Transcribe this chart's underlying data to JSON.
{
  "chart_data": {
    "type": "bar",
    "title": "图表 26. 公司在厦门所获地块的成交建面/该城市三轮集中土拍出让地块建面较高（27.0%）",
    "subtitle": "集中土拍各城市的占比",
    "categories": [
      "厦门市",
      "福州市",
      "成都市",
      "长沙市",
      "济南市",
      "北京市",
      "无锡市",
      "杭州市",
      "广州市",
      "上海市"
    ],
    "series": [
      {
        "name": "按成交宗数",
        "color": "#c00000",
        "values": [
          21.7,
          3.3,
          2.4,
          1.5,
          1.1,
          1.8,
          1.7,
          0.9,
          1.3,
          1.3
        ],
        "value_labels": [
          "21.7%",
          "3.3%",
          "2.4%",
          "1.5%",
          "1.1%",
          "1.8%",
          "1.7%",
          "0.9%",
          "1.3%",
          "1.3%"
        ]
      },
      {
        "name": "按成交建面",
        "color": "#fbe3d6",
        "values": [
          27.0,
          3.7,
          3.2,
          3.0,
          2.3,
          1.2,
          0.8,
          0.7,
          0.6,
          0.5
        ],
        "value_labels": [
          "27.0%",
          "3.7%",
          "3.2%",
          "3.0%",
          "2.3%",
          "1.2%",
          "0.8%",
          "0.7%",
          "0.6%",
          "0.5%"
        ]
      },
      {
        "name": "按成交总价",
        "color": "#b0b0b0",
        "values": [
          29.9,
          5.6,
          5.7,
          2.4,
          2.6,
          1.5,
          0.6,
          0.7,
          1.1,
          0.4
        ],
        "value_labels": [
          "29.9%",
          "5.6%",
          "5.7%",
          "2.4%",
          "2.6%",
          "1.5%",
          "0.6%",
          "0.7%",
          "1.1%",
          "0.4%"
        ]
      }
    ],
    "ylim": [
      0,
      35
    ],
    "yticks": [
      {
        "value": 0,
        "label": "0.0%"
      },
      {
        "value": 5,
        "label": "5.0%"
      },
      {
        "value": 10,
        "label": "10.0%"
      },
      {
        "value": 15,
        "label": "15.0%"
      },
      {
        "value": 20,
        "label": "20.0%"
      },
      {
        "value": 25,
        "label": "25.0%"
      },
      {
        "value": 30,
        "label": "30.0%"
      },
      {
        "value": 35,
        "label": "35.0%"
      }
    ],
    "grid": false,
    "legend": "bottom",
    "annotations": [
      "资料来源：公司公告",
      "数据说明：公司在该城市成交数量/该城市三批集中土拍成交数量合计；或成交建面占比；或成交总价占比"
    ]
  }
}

####################

### Exercise directions
Tally the lines in the records above that contain the word "color", and give only that number.

### Solution to the problem
3